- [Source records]
##############################
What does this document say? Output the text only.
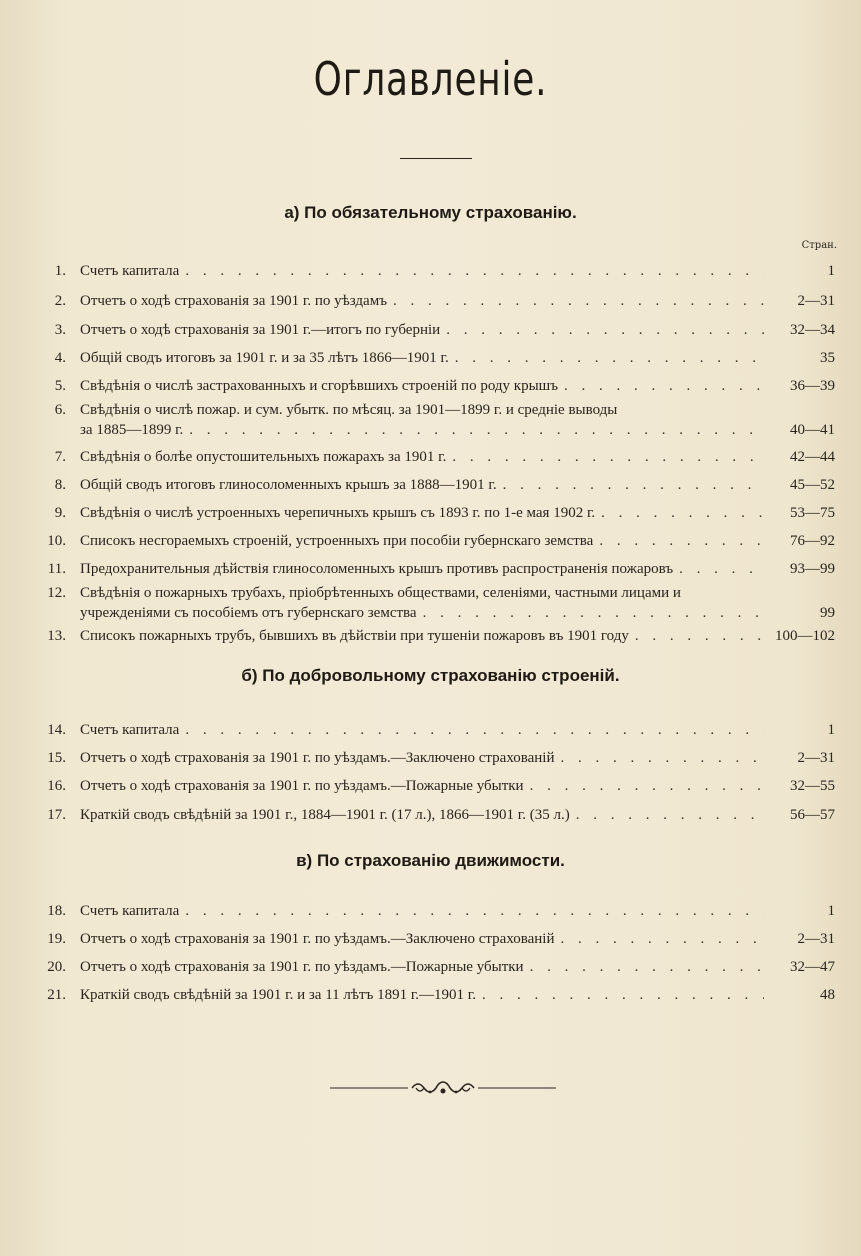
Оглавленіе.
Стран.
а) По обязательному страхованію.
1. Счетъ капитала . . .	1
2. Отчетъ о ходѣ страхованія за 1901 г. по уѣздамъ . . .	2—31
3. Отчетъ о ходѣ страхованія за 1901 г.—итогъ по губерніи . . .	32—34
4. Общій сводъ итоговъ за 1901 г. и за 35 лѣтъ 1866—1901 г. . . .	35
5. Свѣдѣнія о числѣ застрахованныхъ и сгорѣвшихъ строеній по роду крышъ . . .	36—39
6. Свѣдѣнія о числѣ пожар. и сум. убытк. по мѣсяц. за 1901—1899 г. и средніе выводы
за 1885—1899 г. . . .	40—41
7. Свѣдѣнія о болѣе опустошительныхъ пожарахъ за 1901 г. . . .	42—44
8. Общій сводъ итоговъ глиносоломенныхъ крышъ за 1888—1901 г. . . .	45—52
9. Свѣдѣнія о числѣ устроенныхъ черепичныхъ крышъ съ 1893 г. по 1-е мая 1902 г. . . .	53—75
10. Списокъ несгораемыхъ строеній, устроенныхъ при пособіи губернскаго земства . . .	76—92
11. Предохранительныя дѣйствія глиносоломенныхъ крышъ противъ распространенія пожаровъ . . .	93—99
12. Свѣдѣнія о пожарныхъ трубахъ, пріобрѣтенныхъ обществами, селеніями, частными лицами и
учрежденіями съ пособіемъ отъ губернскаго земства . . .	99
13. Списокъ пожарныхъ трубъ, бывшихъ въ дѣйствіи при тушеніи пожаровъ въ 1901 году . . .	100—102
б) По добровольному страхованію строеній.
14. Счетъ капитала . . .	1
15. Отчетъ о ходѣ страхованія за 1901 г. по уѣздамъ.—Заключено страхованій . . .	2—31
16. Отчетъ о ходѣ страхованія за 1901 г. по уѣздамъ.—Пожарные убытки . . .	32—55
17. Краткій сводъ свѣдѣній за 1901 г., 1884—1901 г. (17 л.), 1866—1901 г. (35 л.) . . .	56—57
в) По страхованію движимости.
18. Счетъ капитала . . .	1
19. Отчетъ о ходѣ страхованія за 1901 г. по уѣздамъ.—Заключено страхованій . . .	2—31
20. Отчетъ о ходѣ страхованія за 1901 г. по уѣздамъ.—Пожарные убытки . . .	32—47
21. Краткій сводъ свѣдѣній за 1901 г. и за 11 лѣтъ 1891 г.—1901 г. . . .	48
##############################
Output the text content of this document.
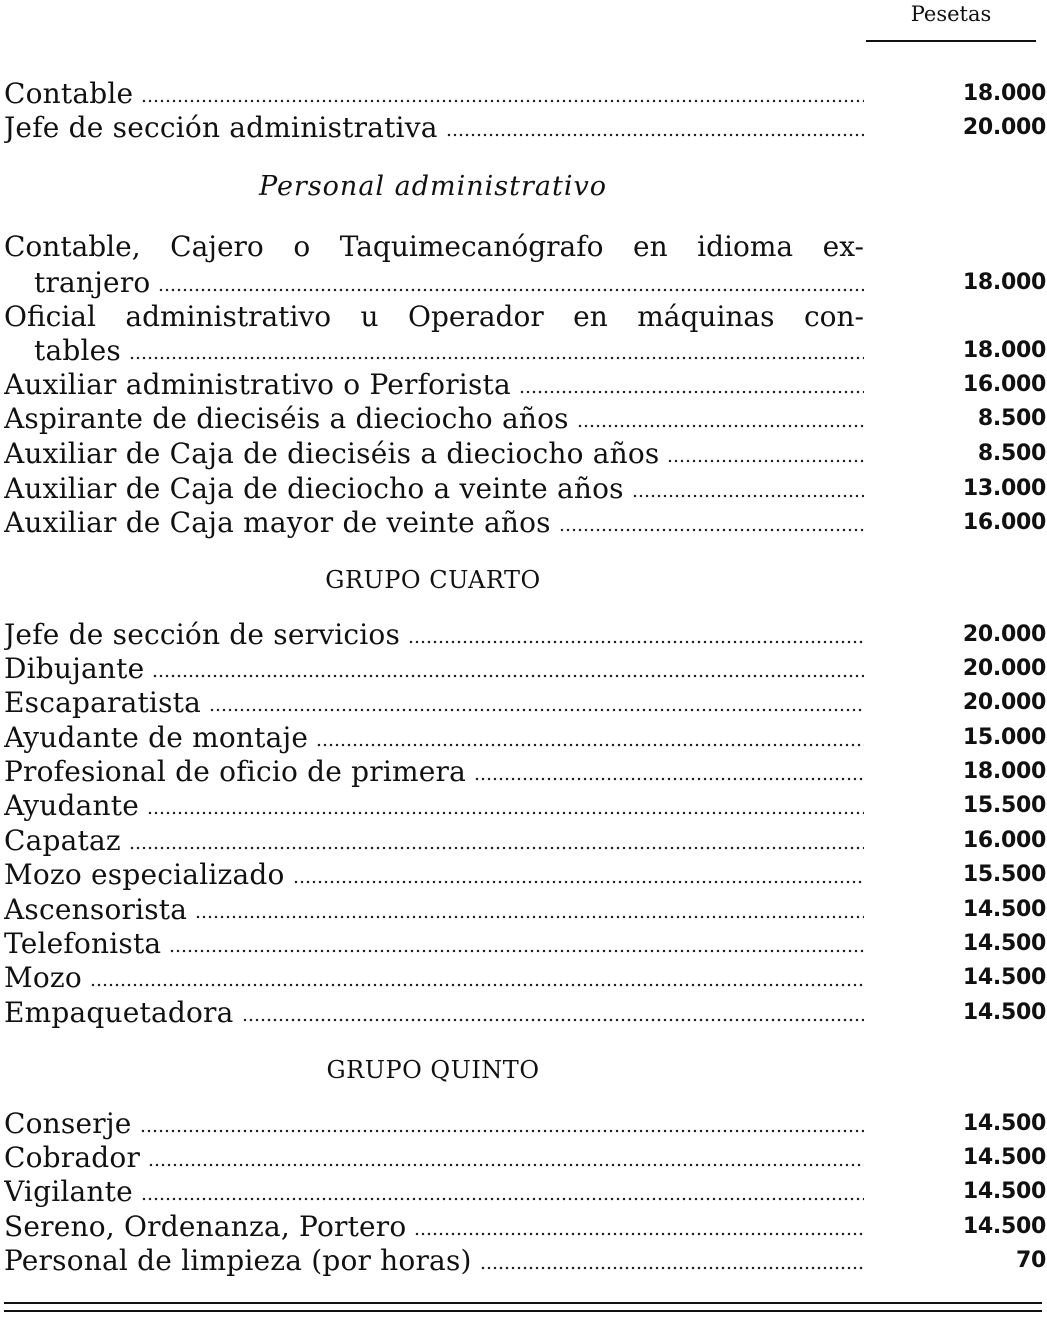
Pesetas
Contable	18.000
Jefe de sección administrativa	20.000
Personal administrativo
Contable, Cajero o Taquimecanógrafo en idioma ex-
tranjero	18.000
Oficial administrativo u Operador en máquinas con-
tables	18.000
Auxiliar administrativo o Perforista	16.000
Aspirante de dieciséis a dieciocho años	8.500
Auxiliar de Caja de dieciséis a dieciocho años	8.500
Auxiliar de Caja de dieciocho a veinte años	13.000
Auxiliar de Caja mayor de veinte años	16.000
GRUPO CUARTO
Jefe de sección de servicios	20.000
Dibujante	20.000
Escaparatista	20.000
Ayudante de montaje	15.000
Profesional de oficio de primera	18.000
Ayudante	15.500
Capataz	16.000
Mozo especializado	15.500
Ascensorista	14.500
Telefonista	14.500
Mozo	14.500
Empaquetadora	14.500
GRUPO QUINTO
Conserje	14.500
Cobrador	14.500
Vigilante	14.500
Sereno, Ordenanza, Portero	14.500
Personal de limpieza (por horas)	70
##############################
Determine how many lines of the listing hold the word "Ayudante" and reply with that figure alone.

2